--- START ---

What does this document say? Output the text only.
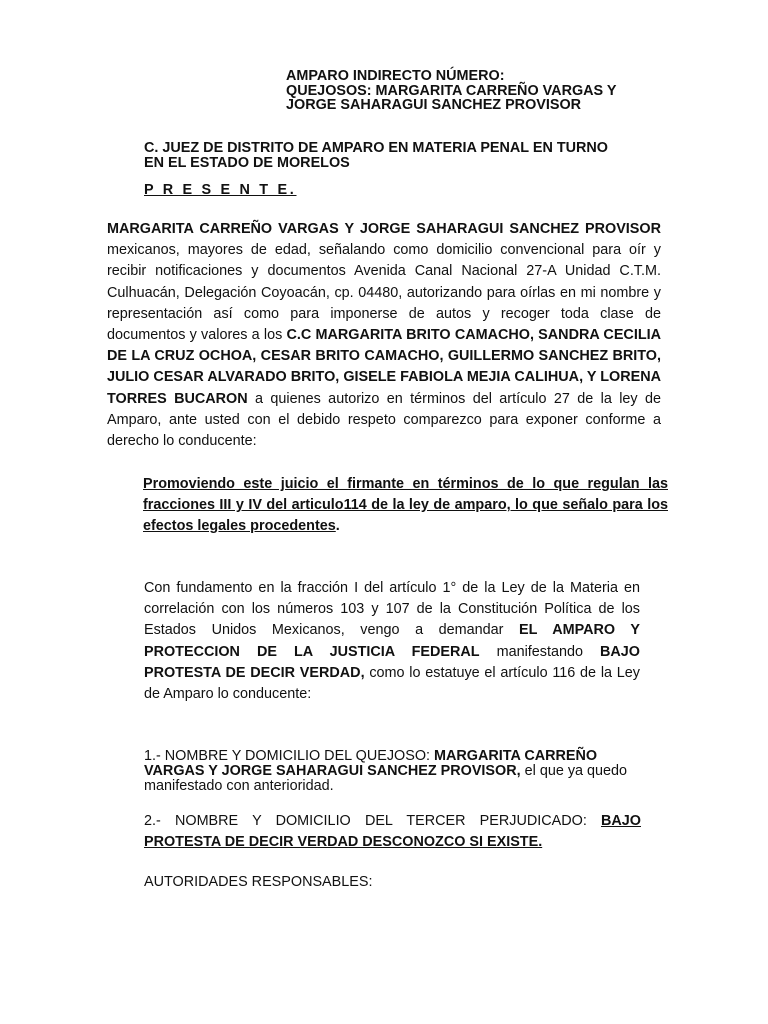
AMPARO INDIRECTO NÚMERO:
QUEJOSOS: MARGARITA CARREÑO VARGAS Y
JORGE SAHARAGUI SANCHEZ PROVISOR
C. JUEZ DE DISTRITO DE AMPARO EN MATERIA PENAL EN TURNO
EN EL ESTADO DE MORELOS
P R E S E N T E.
MARGARITA CARREÑO VARGAS Y JORGE SAHARAGUI SANCHEZ PROVISOR mexicanos, mayores de edad, señalando como domicilio convencional para oír y recibir notificaciones y documentos Avenida Canal Nacional 27-A Unidad C.T.M. Culhuacán, Delegación Coyoacán, cp. 04480, autorizando para oírlas en mi nombre y representación así como para imponerse de autos y recoger toda clase de documentos y valores a los C.C MARGARITA BRITO CAMACHO, SANDRA CECILIA DE LA CRUZ OCHOA, CESAR BRITO CAMACHO, GUILLERMO SANCHEZ BRITO, JULIO CESAR ALVARADO BRITO, GISELE FABIOLA MEJIA CALIHUA, Y LORENA TORRES BUCARON a quienes autorizo en términos del artículo 27 de la ley de Amparo, ante usted con el debido respeto comparezco para exponer conforme a derecho lo conducente:
Promoviendo este juicio el firmante en términos de lo que regulan las fracciones III y IV del articulo114 de la ley de amparo, lo que señalo para los efectos legales procedentes.
Con fundamento en la fracción I del artículo 1° de la Ley de la Materia en correlación con los números 103 y 107 de la Constitución Política de los Estados Unidos Mexicanos, vengo a demandar EL AMPARO Y PROTECCION DE LA JUSTICIA FEDERAL manifestando BAJO PROTESTA DE DECIR VERDAD, como lo estatuye el artículo 116 de la Ley de Amparo lo conducente:
1.- NOMBRE Y DOMICILIO DEL QUEJOSO: MARGARITA CARREÑO VARGAS Y JORGE SAHARAGUI SANCHEZ PROVISOR, el que ya quedo manifestado con anterioridad.
2.- NOMBRE Y DOMICILIO DEL TERCER PERJUDICADO: BAJO PROTESTA DE DECIR VERDAD DESCONOZCO SI EXISTE.
AUTORIDADES RESPONSABLES:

--- END ---

◆ **Goal**
Your answer should be one number: how many lines in the material above contain the string "PROTESTA".

◆ **Solution for this problem**
2